-- begin --

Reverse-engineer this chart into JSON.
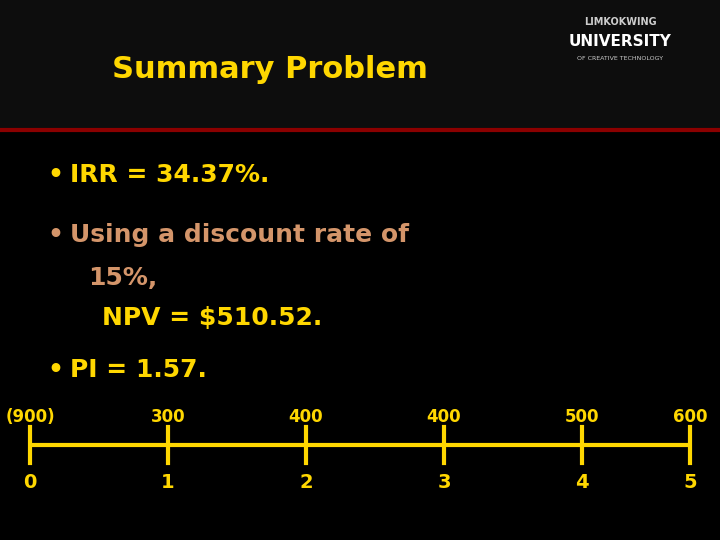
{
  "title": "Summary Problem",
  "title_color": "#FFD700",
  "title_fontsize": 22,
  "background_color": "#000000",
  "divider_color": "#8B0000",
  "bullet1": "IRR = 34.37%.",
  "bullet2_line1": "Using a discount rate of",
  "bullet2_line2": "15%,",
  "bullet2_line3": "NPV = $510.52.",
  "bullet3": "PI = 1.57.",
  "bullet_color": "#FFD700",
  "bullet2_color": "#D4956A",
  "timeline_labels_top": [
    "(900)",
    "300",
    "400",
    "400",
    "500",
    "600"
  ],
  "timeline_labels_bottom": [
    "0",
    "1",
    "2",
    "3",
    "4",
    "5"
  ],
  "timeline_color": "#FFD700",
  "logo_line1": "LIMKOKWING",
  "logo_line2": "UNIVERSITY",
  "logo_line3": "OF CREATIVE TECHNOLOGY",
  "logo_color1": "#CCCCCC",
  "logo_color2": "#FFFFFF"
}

-- end --

## WHAT THE EXERCISE ASKS
Go through the material above and print all of it exactly, except the pictures.

## CORRECT RESULT
Reverse-engineer this chart into JSON.
{
  "title": "Summary Problem",
  "title_color": "#FFD700",
  "title_fontsize": 22,
  "background_color": "#000000",
  "divider_color": "#8B0000",
  "bullet1": "IRR = 34.37%.",
  "bullet2_line1": "Using a discount rate of",
  "bullet2_line2": "15%,",
  "bullet2_line3": "NPV = $510.52.",
  "bullet3": "PI = 1.57.",
  "bullet_color": "#FFD700",
  "bullet2_color": "#D4956A",
  "timeline_labels_top": [
    "(900)",
    "300",
    "400",
    "400",
    "500",
    "600"
  ],
  "timeline_labels_bottom": [
    "0",
    "1",
    "2",
    "3",
    "4",
    "5"
  ],
  "timeline_color": "#FFD700",
  "logo_line1": "LIMKOKWING",
  "logo_line2": "UNIVERSITY",
  "logo_line3": "OF CREATIVE TECHNOLOGY",
  "logo_color1": "#CCCCCC",
  "logo_color2": "#FFFFFF"
}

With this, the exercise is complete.